Problem: Reproduce the material exactly, omitting nothing.

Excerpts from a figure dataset
"""
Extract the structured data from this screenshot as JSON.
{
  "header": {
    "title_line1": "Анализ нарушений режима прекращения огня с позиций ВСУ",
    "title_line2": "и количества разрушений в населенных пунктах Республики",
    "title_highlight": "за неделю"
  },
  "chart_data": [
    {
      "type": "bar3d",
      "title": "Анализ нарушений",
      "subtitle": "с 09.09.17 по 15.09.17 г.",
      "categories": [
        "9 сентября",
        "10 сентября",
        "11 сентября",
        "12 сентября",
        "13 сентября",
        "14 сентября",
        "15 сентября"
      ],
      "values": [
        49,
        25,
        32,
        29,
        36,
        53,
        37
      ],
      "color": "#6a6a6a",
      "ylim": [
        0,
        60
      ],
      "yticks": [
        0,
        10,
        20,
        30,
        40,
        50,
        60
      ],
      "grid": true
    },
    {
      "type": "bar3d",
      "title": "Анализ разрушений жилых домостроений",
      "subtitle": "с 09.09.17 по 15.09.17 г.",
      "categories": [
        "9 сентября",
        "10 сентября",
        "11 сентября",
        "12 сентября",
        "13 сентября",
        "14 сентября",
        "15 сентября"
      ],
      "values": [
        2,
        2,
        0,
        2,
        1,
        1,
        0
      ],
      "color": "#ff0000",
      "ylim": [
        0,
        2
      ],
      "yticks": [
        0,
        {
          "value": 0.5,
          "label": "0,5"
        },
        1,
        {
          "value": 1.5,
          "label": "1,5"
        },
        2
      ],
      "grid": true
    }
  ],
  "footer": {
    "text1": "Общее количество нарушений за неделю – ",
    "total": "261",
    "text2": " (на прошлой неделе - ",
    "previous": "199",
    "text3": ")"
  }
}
"""
Full answer:
Extract the structured data from this screenshot as JSON.
{
  "header": {
    "title_line1": "Анализ нарушений режима прекращения огня с позиций ВСУ",
    "title_line2": "и количества разрушений в населенных пунктах Республики",
    "title_highlight": "за неделю"
  },
  "chart_data": [
    {
      "type": "bar3d",
      "title": "Анализ нарушений",
      "subtitle": "с 09.09.17 по 15.09.17 г.",
      "categories": [
        "9 сентября",
        "10 сентября",
        "11 сентября",
        "12 сентября",
        "13 сентября",
        "14 сентября",
        "15 сентября"
      ],
      "values": [
        49,
        25,
        32,
        29,
        36,
        53,
        37
      ],
      "color": "#6a6a6a",
      "ylim": [
        0,
        60
      ],
      "yticks": [
        0,
        10,
        20,
        30,
        40,
        50,
        60
      ],
      "grid": true
    },
    {
      "type": "bar3d",
      "title": "Анализ разрушений жилых домостроений",
      "subtitle": "с 09.09.17 по 15.09.17 г.",
      "categories": [
        "9 сентября",
        "10 сентября",
        "11 сентября",
        "12 сентября",
        "13 сентября",
        "14 сентября",
        "15 сентября"
      ],
      "values": [
        2,
        2,
        0,
        2,
        1,
        1,
        0
      ],
      "color": "#ff0000",
      "ylim": [
        0,
        2
      ],
      "yticks": [
        0,
        {
          "value": 0.5,
          "label": "0,5"
        },
        1,
        {
          "value": 1.5,
          "label": "1,5"
        },
        2
      ],
      "grid": true
    }
  ],
  "footer": {
    "text1": "Общее количество нарушений за неделю – ",
    "total": "261",
    "text2": " (на прошлой неделе - ",
    "previous": "199",
    "text3": ")"
  }
}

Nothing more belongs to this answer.